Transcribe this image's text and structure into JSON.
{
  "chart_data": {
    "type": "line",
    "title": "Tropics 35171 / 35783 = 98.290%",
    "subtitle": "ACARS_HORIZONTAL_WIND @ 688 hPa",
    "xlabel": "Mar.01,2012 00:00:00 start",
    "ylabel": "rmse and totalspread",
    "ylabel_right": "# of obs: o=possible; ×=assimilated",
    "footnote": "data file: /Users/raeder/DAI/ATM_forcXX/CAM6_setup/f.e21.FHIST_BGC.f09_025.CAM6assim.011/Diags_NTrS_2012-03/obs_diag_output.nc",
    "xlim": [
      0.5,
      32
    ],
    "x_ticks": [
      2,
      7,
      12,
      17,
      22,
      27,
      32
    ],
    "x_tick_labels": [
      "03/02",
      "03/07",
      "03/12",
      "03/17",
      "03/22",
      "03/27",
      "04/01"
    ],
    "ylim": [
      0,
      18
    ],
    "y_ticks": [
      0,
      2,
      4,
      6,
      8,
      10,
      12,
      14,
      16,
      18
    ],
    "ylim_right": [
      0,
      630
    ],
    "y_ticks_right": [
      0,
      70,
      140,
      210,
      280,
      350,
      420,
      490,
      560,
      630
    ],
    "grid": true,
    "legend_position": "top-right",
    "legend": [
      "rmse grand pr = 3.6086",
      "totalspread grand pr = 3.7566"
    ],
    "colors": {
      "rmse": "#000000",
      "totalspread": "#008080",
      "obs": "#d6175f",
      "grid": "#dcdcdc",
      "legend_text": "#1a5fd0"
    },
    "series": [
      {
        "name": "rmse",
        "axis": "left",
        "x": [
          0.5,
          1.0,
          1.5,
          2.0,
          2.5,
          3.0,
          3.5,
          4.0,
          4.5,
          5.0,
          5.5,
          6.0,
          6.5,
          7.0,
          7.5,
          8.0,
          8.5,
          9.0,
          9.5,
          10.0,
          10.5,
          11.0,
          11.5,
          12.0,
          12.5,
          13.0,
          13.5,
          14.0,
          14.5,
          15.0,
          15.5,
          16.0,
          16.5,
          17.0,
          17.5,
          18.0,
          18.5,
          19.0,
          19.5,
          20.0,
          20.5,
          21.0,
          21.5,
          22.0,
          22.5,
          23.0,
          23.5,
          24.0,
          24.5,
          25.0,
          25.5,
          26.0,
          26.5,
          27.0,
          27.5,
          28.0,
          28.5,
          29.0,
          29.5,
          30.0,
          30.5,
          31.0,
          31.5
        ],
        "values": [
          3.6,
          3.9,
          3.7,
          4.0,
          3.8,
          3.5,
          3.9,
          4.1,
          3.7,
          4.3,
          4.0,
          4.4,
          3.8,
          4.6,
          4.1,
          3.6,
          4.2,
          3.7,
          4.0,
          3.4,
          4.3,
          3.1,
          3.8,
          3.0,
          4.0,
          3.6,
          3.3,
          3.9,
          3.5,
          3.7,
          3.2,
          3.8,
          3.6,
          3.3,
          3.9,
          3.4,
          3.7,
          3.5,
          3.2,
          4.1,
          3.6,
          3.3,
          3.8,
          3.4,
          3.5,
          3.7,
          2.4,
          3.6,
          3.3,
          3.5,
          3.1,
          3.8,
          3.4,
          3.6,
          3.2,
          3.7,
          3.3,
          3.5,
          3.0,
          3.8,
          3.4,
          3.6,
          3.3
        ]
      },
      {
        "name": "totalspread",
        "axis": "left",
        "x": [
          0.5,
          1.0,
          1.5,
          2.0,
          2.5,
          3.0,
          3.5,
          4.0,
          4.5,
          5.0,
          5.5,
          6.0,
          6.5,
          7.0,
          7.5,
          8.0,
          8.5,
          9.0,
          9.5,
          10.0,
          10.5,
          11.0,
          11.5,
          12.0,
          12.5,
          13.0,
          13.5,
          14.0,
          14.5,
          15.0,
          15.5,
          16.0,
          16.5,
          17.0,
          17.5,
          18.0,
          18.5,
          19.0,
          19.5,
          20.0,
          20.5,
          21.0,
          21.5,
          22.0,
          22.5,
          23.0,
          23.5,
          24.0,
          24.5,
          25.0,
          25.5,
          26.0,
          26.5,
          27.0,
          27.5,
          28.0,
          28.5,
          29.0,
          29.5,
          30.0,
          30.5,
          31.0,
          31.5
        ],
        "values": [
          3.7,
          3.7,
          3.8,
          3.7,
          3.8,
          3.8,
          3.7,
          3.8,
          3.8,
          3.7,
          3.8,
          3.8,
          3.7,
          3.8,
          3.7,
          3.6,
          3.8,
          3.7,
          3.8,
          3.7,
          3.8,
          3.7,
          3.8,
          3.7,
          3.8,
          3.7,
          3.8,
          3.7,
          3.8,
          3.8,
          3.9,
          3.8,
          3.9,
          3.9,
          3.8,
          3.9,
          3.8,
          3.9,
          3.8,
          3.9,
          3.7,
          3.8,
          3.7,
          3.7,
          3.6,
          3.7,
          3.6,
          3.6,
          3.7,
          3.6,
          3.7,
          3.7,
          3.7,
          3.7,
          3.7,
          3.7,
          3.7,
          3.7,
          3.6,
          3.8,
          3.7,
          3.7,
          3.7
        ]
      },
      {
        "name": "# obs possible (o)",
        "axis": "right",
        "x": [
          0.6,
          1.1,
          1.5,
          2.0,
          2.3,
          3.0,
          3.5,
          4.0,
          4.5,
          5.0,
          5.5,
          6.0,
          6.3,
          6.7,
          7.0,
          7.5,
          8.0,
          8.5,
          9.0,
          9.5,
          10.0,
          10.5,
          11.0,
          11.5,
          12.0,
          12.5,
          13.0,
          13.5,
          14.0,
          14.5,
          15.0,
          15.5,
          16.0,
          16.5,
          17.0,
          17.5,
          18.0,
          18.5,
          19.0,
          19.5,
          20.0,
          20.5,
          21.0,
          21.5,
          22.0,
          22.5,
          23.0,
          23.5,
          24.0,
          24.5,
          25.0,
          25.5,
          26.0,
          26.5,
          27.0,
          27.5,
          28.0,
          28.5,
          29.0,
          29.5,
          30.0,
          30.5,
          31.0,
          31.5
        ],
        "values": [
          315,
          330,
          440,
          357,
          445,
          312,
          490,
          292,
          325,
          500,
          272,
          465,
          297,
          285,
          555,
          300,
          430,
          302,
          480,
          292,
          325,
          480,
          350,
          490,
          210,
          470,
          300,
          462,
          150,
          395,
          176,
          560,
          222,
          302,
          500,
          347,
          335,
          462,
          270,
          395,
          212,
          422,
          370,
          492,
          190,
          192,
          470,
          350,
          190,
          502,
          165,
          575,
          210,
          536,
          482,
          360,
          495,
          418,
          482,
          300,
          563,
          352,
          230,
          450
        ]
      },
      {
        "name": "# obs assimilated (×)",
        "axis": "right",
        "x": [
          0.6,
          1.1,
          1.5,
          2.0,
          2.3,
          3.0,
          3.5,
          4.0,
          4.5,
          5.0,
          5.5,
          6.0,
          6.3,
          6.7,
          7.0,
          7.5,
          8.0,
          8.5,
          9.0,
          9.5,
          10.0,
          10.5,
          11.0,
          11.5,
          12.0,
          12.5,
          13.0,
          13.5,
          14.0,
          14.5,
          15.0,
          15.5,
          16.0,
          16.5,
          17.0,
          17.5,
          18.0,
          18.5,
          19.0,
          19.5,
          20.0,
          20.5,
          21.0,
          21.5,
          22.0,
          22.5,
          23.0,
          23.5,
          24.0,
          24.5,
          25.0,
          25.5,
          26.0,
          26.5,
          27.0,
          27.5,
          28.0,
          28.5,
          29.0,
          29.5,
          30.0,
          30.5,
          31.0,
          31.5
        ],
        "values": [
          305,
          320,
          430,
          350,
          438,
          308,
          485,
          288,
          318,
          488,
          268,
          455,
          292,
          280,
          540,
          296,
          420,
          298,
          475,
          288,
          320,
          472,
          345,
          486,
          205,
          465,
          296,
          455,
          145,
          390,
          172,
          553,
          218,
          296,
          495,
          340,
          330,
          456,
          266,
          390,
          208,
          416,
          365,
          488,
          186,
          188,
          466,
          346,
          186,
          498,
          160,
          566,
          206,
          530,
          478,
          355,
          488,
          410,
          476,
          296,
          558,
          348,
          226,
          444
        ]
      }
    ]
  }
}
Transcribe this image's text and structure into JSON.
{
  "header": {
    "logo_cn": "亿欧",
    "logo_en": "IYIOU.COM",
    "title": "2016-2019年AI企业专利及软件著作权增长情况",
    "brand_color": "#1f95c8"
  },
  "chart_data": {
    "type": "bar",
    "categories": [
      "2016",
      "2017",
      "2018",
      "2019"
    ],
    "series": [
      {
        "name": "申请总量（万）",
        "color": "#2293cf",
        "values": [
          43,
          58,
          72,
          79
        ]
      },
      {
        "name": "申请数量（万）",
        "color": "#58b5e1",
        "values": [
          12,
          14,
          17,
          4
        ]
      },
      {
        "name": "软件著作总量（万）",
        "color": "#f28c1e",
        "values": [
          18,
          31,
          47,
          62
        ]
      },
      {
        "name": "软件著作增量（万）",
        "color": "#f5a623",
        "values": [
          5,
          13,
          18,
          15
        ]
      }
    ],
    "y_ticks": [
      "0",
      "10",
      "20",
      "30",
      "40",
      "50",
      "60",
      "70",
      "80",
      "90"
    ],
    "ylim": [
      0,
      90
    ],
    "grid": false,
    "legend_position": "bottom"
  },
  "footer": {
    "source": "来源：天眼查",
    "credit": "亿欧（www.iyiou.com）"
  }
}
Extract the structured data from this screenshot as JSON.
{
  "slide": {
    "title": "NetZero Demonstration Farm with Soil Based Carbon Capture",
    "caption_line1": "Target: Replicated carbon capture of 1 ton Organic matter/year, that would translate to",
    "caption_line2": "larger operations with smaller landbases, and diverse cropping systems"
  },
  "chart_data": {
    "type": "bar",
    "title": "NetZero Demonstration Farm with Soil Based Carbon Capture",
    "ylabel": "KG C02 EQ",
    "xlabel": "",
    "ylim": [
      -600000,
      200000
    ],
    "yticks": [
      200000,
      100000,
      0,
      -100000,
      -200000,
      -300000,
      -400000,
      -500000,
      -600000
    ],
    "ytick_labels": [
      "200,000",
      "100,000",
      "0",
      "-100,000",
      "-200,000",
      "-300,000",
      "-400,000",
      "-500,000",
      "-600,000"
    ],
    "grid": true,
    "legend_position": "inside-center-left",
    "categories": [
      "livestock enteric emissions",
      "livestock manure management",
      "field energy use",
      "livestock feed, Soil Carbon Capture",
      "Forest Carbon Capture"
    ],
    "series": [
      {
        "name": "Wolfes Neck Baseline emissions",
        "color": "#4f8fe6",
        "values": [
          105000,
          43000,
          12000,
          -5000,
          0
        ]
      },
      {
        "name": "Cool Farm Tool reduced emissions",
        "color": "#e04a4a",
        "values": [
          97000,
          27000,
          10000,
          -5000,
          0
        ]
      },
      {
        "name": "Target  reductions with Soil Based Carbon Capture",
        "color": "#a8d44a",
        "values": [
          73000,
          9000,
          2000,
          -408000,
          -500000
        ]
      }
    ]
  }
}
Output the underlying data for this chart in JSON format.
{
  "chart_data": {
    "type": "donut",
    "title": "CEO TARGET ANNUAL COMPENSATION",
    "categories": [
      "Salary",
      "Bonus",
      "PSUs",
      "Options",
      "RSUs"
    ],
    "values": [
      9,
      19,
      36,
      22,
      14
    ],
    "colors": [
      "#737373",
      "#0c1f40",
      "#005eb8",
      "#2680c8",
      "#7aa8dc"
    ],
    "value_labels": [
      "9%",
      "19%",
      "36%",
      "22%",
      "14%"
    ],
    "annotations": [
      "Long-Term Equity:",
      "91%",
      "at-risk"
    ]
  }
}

-------

• Objective:
Starting with the line that contains "Output the underlying", print each line through the last one in the listing. Include both end lines and add nothing.

• Exercise output:
Output the underlying data for this chart in JSON format.
{
  "chart_data": {
    "type": "donut",
    "title": "CEO TARGET ANNUAL COMPENSATION",
    "categories": [
      "Salary",
      "Bonus",
      "PSUs",
      "Options",
      "RSUs"
    ],
    "values": [
      9,
      19,
      36,
      22,
      14
    ],
    "colors": [
      "#737373",
      "#0c1f40",
      "#005eb8",
      "#2680c8",
      "#7aa8dc"
    ],
    "value_labels": [
      "9%",
      "19%",
      "36%",
      "22%",
      "14%"
    ],
    "annotations": [
      "Long-Term Equity:",
      "91%",
      "at-risk"
    ]
  }
}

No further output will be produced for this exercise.